**Exercise instructions:**
Using the listing below, please gather every line containing the word "JSON".

━━━ Given records

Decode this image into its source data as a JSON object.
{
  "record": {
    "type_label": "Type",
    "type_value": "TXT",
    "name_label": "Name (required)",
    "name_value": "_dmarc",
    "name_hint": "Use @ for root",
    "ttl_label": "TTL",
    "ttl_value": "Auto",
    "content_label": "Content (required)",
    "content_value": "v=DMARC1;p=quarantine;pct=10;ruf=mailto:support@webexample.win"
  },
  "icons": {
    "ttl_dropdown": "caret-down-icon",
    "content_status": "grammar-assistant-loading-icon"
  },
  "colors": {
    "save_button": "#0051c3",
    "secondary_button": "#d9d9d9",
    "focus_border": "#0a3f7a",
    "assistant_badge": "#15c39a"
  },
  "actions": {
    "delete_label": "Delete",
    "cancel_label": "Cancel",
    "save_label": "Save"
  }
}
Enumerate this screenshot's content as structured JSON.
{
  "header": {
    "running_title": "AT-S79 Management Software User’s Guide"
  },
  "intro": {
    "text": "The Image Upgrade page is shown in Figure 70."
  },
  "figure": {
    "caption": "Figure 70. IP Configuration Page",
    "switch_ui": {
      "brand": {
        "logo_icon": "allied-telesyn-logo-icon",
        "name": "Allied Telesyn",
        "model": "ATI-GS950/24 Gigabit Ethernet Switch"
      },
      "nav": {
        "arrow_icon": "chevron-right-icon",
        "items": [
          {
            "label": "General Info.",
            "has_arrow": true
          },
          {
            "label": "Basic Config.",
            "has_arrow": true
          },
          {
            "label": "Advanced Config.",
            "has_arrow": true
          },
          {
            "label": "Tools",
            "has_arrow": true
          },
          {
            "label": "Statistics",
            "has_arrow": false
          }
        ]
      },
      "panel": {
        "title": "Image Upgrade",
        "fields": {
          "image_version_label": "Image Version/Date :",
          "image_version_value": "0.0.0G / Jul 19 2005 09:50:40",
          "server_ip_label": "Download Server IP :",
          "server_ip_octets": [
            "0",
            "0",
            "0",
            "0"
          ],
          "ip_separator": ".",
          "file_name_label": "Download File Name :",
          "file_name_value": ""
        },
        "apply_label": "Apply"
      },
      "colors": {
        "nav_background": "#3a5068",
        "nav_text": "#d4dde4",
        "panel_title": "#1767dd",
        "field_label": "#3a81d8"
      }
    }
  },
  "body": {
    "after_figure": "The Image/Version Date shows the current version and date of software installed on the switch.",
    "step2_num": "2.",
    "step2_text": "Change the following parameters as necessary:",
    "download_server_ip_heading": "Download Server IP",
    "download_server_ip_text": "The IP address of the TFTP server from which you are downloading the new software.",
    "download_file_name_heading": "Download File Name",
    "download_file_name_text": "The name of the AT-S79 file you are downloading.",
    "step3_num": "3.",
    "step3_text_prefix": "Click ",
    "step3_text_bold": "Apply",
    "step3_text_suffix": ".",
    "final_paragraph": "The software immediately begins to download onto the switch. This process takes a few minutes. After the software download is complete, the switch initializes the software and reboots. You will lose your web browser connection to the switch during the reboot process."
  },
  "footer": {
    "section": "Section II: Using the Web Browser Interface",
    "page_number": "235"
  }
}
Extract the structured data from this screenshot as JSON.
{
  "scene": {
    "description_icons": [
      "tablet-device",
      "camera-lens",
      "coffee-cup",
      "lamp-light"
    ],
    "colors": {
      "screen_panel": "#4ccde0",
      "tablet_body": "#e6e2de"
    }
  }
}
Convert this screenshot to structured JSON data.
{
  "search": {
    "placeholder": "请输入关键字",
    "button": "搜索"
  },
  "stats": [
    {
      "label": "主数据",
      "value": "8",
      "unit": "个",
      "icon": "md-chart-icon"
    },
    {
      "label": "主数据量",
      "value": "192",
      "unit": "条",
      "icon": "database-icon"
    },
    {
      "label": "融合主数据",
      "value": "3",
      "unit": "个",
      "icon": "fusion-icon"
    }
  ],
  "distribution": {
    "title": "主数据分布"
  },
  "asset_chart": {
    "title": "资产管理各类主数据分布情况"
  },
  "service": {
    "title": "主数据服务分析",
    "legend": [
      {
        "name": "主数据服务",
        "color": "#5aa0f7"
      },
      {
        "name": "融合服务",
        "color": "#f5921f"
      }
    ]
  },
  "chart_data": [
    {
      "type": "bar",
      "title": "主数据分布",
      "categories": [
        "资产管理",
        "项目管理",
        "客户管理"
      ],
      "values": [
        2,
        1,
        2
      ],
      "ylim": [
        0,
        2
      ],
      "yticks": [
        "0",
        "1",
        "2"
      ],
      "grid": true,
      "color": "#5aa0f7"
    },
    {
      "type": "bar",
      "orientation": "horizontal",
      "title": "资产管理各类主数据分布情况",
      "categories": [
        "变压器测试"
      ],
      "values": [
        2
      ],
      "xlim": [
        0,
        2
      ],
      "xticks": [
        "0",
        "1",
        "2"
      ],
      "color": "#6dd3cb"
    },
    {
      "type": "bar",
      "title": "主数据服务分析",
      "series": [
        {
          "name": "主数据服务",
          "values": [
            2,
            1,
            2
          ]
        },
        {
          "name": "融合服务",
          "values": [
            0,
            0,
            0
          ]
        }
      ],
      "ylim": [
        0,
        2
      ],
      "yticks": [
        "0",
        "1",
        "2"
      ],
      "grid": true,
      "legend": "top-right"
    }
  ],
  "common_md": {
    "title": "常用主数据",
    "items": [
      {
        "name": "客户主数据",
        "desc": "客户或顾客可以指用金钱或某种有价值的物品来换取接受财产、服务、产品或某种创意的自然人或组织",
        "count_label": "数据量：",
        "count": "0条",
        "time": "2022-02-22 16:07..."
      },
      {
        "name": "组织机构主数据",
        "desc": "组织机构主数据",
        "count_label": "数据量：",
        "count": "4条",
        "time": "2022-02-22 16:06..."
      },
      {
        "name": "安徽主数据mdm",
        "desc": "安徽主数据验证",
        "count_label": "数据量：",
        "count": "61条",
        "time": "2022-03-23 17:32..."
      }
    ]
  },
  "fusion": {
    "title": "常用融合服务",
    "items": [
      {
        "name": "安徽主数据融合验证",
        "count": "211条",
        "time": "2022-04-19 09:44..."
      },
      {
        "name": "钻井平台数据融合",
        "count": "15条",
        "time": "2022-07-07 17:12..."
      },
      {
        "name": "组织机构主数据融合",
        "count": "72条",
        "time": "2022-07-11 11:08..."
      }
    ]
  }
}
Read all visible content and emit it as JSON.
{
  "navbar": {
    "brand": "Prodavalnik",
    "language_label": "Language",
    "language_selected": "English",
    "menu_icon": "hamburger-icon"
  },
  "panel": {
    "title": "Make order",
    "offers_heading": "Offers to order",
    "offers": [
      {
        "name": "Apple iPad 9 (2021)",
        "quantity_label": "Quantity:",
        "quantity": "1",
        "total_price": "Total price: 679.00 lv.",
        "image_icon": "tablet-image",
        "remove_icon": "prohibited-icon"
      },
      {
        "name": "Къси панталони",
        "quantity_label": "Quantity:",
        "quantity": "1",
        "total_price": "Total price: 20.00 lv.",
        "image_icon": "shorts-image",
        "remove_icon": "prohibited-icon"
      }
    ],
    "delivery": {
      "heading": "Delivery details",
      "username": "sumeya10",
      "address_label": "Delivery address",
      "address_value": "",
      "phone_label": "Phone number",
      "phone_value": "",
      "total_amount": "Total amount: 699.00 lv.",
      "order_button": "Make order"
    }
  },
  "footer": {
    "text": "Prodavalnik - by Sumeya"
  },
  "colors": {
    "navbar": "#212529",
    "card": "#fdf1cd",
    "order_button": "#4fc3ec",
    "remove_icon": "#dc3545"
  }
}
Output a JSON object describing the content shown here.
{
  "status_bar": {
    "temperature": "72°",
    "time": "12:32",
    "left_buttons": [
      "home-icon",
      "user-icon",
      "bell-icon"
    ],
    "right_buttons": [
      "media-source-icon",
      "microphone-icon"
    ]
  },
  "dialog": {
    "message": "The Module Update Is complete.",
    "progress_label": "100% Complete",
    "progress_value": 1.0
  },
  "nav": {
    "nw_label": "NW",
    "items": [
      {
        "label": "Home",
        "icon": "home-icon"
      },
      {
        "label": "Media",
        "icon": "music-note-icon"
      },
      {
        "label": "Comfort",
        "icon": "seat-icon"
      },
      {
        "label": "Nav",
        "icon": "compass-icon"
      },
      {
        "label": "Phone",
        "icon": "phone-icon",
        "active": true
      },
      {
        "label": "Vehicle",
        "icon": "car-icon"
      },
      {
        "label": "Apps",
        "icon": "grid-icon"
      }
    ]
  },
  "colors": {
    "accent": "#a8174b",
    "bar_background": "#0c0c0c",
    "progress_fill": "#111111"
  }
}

━━━━━━

**Result below:**
Decode this image into its source data as a JSON object.
Enumerate this screenshot's content as structured JSON.
Extract the structured data from this screenshot as JSON.
Convert this screenshot to structured JSON data.
Read all visible content and emit it as JSON.
Output a JSON object describing the content shown here.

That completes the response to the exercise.